● Objective
Search the data below for the string "Class". Extract every line that contains it.
== == ==
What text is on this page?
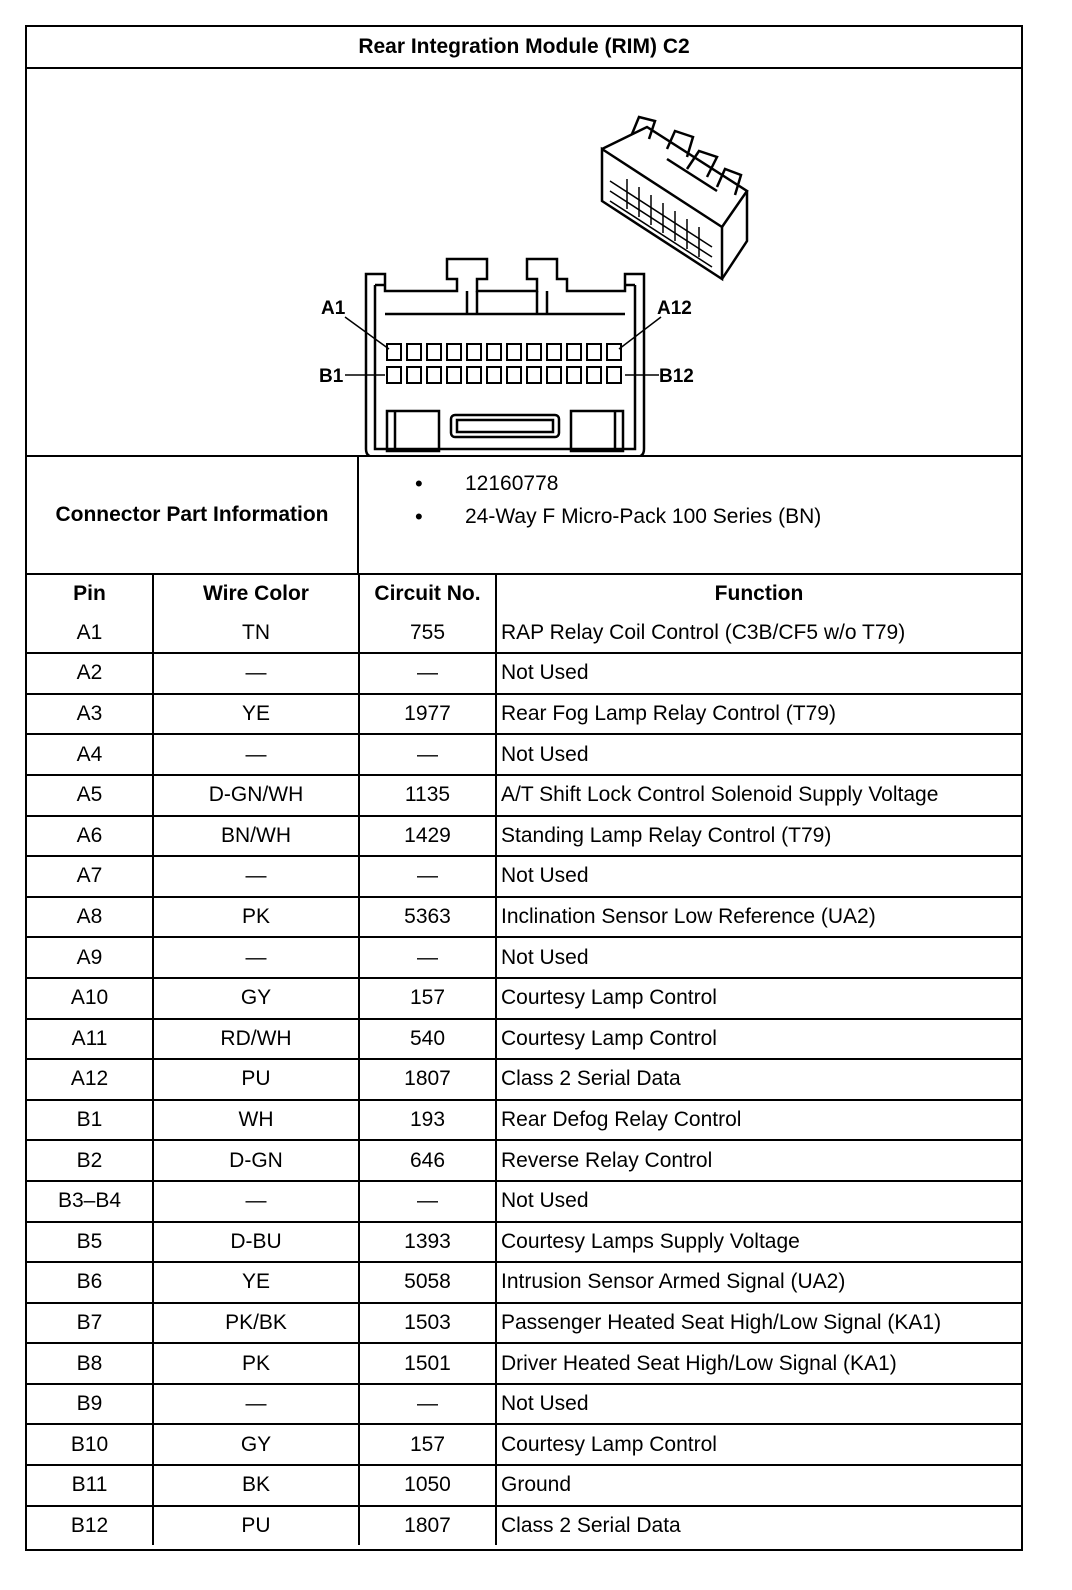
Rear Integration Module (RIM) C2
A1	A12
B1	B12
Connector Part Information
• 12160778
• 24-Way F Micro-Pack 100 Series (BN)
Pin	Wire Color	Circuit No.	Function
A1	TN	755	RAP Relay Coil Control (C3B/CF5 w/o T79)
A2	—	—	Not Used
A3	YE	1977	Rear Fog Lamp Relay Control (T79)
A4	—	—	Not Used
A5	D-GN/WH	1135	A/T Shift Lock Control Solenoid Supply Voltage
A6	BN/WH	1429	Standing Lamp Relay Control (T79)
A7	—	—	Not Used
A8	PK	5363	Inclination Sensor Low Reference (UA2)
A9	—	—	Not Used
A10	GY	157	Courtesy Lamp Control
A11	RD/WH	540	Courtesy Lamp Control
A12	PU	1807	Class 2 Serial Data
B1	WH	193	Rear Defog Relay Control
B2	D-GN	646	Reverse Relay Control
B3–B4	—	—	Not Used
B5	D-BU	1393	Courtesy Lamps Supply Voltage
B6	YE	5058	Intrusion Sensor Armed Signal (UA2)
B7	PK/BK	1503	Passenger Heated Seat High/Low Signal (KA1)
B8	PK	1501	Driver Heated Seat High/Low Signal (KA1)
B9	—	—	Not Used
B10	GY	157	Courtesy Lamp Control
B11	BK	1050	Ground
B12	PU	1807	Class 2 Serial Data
== == ==
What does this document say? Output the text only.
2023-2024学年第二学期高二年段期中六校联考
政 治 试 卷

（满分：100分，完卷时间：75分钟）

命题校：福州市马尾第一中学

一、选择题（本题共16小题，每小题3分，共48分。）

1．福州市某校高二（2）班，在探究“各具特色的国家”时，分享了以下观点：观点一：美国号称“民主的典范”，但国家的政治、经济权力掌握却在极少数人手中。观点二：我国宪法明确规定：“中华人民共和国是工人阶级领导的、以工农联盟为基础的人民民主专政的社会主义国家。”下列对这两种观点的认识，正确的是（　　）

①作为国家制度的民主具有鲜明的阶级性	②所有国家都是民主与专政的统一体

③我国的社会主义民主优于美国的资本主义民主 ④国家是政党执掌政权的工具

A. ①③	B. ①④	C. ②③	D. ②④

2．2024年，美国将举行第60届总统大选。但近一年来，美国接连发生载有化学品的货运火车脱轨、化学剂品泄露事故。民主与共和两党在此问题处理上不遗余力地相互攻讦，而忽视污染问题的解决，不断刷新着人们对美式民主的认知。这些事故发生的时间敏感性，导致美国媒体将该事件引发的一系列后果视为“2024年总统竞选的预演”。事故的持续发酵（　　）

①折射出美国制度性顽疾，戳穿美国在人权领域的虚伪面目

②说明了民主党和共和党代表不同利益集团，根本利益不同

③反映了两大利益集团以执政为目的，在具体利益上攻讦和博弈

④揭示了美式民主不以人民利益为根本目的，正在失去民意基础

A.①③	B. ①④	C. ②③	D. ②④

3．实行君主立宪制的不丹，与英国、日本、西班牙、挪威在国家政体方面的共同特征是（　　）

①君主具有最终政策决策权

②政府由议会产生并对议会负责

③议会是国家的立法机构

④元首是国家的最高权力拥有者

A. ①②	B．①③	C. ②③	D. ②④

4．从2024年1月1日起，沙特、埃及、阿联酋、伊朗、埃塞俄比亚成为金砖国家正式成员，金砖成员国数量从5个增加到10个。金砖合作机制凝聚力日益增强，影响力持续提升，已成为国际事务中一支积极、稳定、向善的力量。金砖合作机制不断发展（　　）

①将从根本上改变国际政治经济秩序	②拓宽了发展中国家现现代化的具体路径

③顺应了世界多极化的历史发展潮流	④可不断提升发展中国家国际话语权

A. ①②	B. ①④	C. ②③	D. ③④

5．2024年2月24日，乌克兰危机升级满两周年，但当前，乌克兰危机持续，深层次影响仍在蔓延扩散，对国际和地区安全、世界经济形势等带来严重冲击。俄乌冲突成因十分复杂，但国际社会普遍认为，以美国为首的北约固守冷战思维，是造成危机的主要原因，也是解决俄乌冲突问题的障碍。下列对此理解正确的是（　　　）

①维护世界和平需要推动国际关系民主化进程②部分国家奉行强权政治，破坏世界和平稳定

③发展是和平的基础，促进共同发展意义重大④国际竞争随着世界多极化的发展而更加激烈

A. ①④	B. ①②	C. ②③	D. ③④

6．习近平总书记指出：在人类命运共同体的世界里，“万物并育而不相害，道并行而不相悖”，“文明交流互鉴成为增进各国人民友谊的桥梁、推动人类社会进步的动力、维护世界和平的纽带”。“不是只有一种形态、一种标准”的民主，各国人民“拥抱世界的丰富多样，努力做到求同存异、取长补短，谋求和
== == ==
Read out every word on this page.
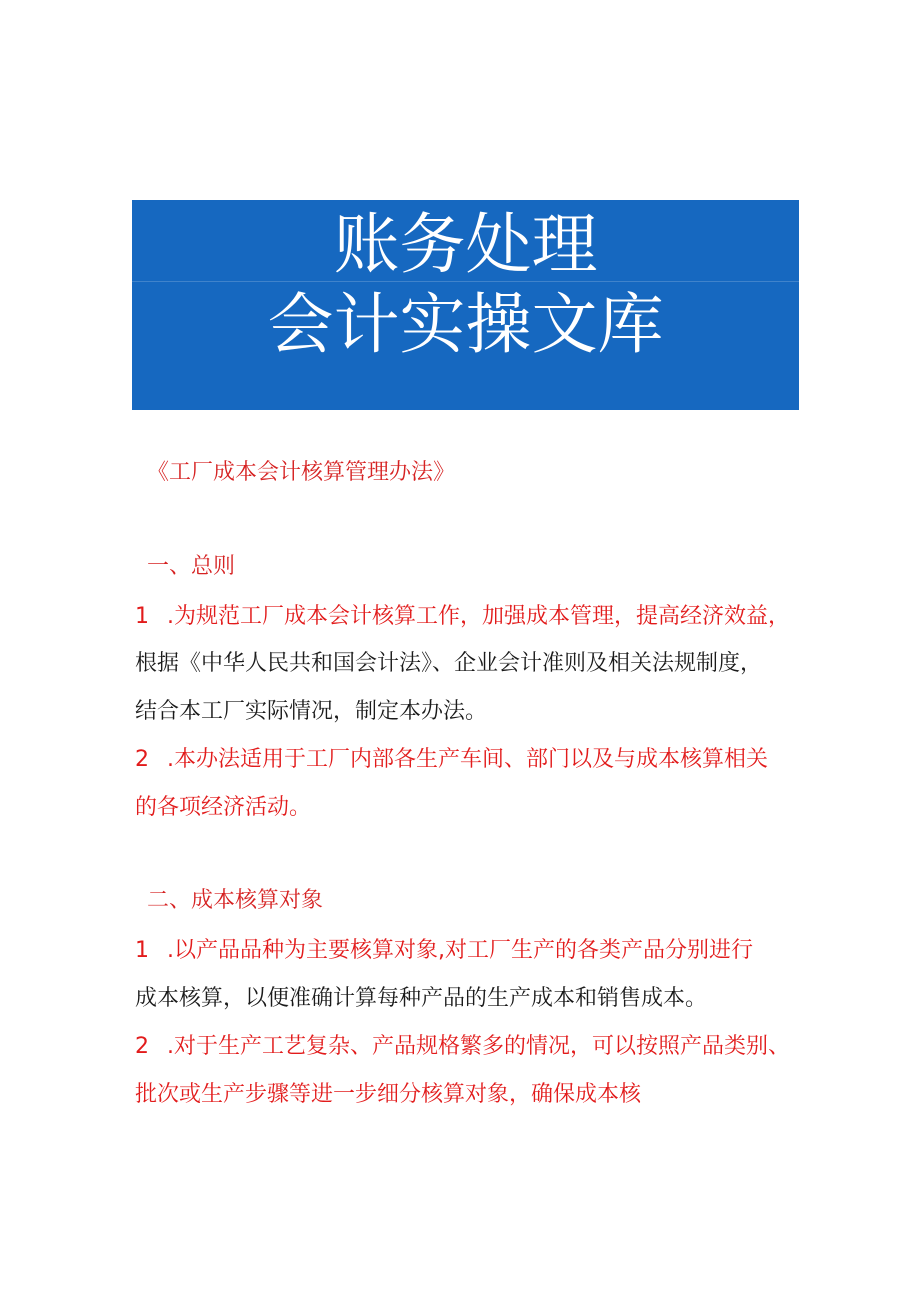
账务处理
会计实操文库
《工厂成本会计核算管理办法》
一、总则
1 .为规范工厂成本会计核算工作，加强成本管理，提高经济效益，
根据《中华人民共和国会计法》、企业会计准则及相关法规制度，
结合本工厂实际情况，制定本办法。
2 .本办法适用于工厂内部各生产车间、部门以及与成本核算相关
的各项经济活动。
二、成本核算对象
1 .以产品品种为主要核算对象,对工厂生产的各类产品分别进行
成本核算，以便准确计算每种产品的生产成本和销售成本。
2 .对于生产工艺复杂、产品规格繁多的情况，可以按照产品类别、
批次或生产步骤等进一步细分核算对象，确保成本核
== == ==
● The answer
A12	PU	1807	Class 2 Serial Data
B12	PU	1807	Class 2 Serial Data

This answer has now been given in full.